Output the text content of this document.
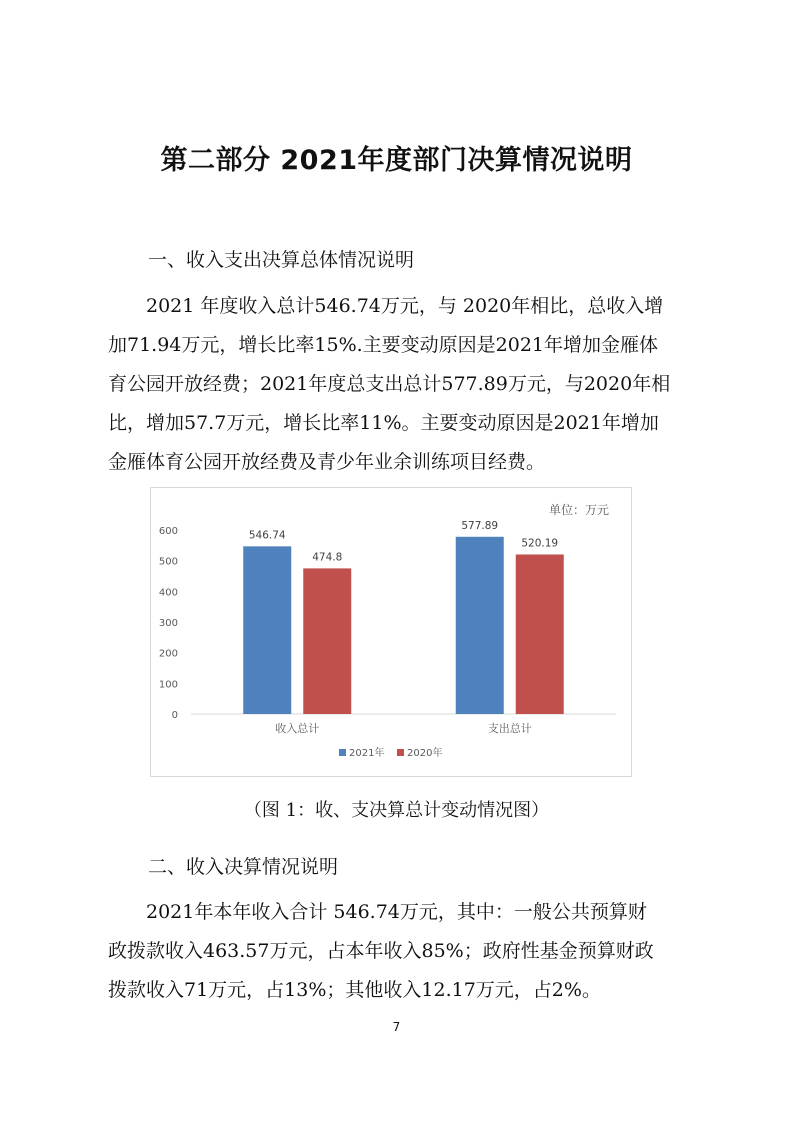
第二部分 2021年度部门决算情况说明
一、收入支出决算总体情况说明
2021 年度收入总计546.74万元，与 2020年相比，总收入增
加71.94万元，增长比率15%.主要变动原因是2021年增加金雁体
育公园开放经费；2021年度总支出总计577.89万元，与2020年相
比，增加57.7万元，增长比率11%。主要变动原因是2021年增加
金雁体育公园开放经费及青少年业余训练项目经费。
单位：万元
0
100
200
300
400
500
600	546.74
474.8
收入总计
577.89
520.19
支出总计
2021年 2020年
（图 1：收、支决算总计变动情况图）
二、收入决算情况说明
2021年本年收入合计 546.74万元，其中：一般公共预算财
政拨款收入463.57万元，占本年收入85%；政府性基金预算财政
拨款收入71万元，占13%；其他收入12.17万元，占2%。
7
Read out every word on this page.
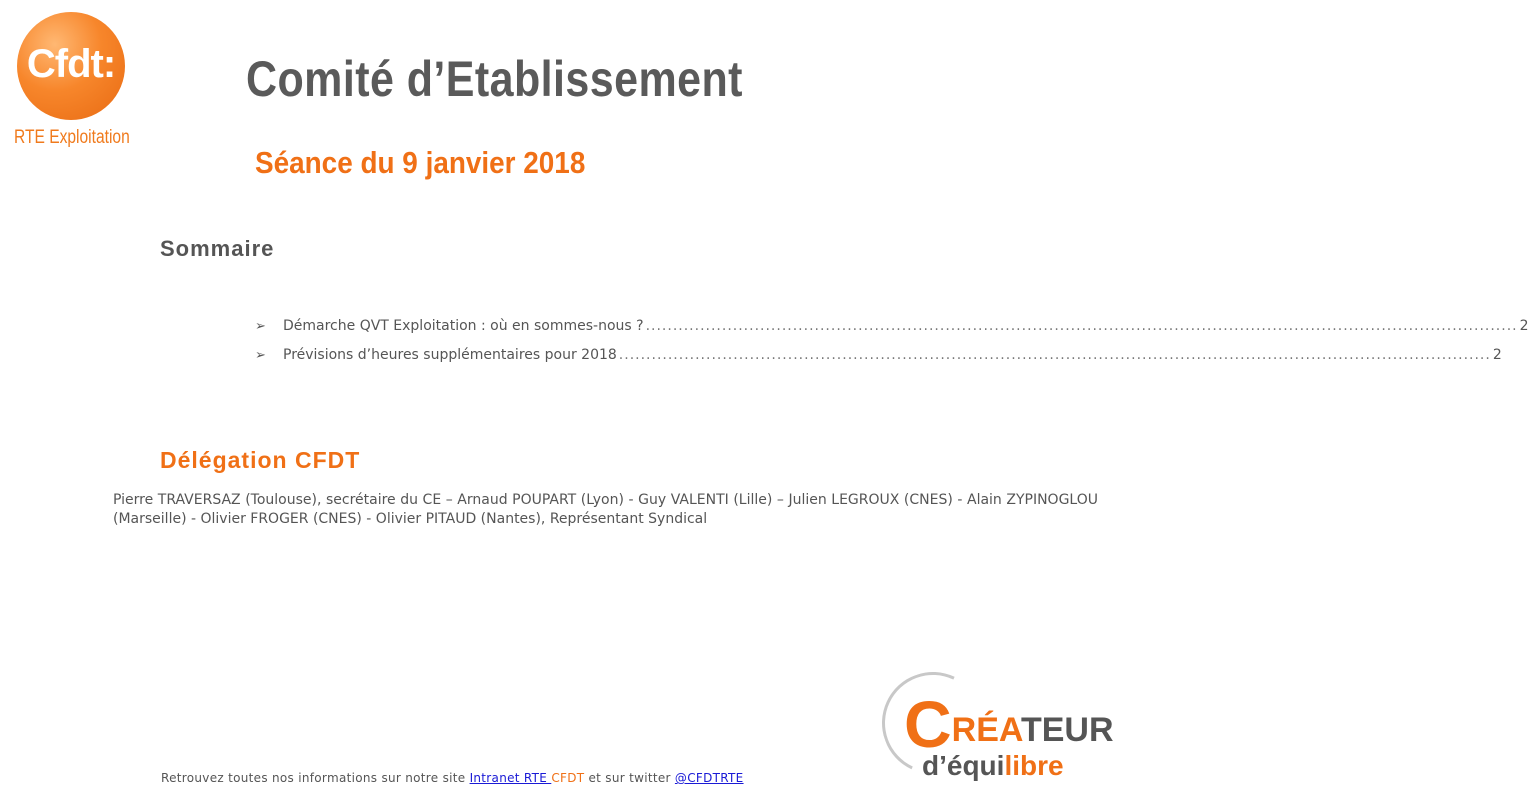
Cfdt:
RTE Exploitation
Comité d’Etablissement
Séance du 9 janvier 2018
Sommaire
➢	Démarche QVT Exploitation : où en sommes-nous ? ................................................................................................................................................................ 2
➢	Prévisions d’heures supplémentaires pour 2018 ................................................................................................................................................................ 2
Délégation CFDT

Pierre TRAVERSAZ (Toulouse), secrétaire du CE – Arnaud POUPART (Lyon) - Guy VALENTI (Lille) – Julien LEGROUX (CNES) - Alain ZYPINOGLOU (Marseille) - Olivier FROGER (CNES) - Olivier PITAUD (Nantes), Représentant Syndical

Retrouvez toutes nos informations sur notre site Intranet RTE CFDT et sur twitter @CFDTRTE

CRÉATEUR
d’équilibre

------------------------

Output the full set of records above without changing a word, and drop the images.

Output the text content of this document.
第二部分 2021年度部门决算情况说明
一、收入支出决算总体情况说明
2021 年度收入总计546.74万元，与 2020年相比，总收入增
加71.94万元，增长比率15%.主要变动原因是2021年增加金雁体
育公园开放经费；2021年度总支出总计577.89万元，与2020年相
比，增加57.7万元，增长比率11%。主要变动原因是2021年增加
金雁体育公园开放经费及青少年业余训练项目经费。
单位：万元
0
100
200
300
400
500
600	546.74
474.8
收入总计
577.89
520.19
支出总计
2021年 2020年
（图 1：收、支决算总计变动情况图）
二、收入决算情况说明
2021年本年收入合计 546.74万元，其中：一般公共预算财
政拨款收入463.57万元，占本年收入85%；政府性基金预算财政
拨款收入71万元，占13%；其他收入12.17万元，占2%。
7
Read out every word on this page.
Cfdt:
RTE Exploitation
Comité d’Etablissement
Séance du 9 janvier 2018
Sommaire
➢	Démarche QVT Exploitation : où en sommes-nous ? ................................................................................................................................................................ 2
➢	Prévisions d’heures supplémentaires pour 2018 ................................................................................................................................................................ 2
Délégation CFDT

Pierre TRAVERSAZ (Toulouse), secrétaire du CE – Arnaud POUPART (Lyon) - Guy VALENTI (Lille) – Julien LEGROUX (CNES) - Alain ZYPINOGLOU (Marseille) - Olivier FROGER (CNES) - Olivier PITAUD (Nantes), Représentant Syndical

Retrouvez toutes nos informations sur notre site Intranet RTE CFDT et sur twitter @CFDTRTE

CRÉATEUR
d’équilibre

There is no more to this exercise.